··· Source data

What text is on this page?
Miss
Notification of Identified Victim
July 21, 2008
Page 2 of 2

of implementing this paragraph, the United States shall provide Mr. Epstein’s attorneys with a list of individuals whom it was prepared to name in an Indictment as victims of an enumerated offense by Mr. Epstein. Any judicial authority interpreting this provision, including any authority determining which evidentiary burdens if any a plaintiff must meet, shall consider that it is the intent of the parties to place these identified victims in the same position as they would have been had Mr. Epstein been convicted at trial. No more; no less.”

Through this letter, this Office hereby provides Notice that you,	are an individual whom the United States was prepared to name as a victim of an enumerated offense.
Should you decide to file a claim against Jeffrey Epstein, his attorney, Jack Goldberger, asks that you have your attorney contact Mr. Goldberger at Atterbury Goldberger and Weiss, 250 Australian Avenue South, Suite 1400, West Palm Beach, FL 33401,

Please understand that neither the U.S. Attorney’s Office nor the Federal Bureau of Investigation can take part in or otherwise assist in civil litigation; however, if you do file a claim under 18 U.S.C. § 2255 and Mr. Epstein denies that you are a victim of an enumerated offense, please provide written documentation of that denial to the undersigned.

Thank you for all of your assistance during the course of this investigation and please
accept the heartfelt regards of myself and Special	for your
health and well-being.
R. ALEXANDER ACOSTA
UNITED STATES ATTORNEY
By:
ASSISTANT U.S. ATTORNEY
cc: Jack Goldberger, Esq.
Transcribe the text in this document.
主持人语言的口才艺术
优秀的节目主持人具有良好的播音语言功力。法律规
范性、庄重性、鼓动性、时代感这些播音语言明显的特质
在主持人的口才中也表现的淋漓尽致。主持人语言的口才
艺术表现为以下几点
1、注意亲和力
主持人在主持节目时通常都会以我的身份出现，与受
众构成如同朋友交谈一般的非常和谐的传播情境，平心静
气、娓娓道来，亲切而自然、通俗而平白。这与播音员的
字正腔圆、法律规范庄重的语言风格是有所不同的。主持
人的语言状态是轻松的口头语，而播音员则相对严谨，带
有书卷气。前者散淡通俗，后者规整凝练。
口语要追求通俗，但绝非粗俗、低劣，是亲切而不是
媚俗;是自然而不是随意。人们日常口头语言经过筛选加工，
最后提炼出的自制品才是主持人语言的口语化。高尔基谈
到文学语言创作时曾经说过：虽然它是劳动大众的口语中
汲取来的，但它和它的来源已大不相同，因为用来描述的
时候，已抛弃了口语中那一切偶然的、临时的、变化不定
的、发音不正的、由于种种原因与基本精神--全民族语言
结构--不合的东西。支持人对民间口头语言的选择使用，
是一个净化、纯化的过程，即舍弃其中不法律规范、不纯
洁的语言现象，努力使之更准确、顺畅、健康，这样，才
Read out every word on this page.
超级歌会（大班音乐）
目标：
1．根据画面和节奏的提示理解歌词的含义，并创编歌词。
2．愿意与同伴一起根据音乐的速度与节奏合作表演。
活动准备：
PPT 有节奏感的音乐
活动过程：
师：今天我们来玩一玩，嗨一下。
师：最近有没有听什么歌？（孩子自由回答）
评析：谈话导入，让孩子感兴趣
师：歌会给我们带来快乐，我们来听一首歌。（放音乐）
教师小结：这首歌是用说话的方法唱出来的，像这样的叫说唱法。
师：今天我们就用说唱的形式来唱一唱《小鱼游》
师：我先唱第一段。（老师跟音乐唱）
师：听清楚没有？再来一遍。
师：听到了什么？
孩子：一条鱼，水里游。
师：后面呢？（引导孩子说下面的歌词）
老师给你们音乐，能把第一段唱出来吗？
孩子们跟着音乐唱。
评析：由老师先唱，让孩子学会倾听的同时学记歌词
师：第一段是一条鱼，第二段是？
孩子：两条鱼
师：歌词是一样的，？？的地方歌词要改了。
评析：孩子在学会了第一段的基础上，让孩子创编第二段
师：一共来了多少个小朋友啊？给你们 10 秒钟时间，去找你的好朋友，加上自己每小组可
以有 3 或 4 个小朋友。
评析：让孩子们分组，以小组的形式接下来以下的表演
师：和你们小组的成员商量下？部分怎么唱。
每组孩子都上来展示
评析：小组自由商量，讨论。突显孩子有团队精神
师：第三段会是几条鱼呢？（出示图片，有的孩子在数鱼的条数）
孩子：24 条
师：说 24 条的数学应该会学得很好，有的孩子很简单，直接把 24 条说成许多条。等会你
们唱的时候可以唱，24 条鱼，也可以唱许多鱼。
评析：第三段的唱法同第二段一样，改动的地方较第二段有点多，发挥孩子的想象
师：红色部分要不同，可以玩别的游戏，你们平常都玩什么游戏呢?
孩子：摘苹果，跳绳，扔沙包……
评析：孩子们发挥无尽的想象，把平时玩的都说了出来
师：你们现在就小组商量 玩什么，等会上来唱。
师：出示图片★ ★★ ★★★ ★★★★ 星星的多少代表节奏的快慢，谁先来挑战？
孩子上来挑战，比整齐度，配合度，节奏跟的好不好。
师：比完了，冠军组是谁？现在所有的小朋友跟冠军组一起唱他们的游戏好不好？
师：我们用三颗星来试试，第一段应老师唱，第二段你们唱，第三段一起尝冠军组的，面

······

All lines of the data above that include the word "please" must be shown.

**Output of the task:**
Please understand that neither the U.S. Attorney’s Office nor the Federal Bureau of Investigation can take part in or otherwise assist in civil litigation; however, if you do file a claim under 18 U.S.C. § 2255 and Mr. Epstein denies that you are a victim of an enumerated offense, please provide written documentation of that denial to the undersigned.
Thank you for all of your assistance during the course of this investigation and please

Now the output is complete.